Exactly as given, repeat all of the entries.

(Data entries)
·····

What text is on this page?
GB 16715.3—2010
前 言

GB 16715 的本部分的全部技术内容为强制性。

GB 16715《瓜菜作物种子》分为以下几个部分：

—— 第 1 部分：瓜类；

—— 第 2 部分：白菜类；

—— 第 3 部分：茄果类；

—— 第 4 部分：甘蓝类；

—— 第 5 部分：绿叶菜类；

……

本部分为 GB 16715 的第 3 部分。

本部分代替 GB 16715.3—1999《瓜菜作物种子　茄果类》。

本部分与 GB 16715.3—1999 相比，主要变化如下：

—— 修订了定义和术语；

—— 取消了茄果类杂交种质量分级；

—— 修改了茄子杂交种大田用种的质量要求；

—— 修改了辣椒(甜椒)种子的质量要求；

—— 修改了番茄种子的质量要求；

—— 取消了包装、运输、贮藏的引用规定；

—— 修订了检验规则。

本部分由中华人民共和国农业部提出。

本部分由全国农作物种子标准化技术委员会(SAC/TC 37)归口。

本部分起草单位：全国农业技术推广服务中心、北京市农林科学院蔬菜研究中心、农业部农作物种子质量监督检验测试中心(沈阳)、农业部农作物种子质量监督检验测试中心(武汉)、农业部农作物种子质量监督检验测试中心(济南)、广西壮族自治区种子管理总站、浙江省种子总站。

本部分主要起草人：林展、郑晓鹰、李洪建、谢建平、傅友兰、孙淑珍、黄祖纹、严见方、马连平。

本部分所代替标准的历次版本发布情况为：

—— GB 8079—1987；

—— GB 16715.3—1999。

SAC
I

·····

RESULT FOR THIS TASK:
What text is on this page?
GB 16715.3—2010
前 言

GB 16715 的本部分的全部技术内容为强制性。

GB 16715《瓜菜作物种子》分为以下几个部分：

—— 第 1 部分：瓜类；

—— 第 2 部分：白菜类；

—— 第 3 部分：茄果类；

—— 第 4 部分：甘蓝类；

—— 第 5 部分：绿叶菜类；

……

本部分为 GB 16715 的第 3 部分。

本部分代替 GB 16715.3—1999《瓜菜作物种子　茄果类》。

本部分与 GB 16715.3—1999 相比，主要变化如下：

—— 修订了定义和术语；

—— 取消了茄果类杂交种质量分级；

—— 修改了茄子杂交种大田用种的质量要求；

—— 修改了辣椒(甜椒)种子的质量要求；

—— 修改了番茄种子的质量要求；

—— 取消了包装、运输、贮藏的引用规定；

—— 修订了检验规则。

本部分由中华人民共和国农业部提出。

本部分由全国农作物种子标准化技术委员会(SAC/TC 37)归口。

本部分起草单位：全国农业技术推广服务中心、北京市农林科学院蔬菜研究中心、农业部农作物种子质量监督检验测试中心(沈阳)、农业部农作物种子质量监督检验测试中心(武汉)、农业部农作物种子质量监督检验测试中心(济南)、广西壮族自治区种子管理总站、浙江省种子总站。

本部分主要起草人：林展、郑晓鹰、李洪建、谢建平、傅友兰、孙淑珍、黄祖纹、严见方、马连平。

本部分所代替标准的历次版本发布情况为：

—— GB 8079—1987；

—— GB 16715.3—1999。

SAC
I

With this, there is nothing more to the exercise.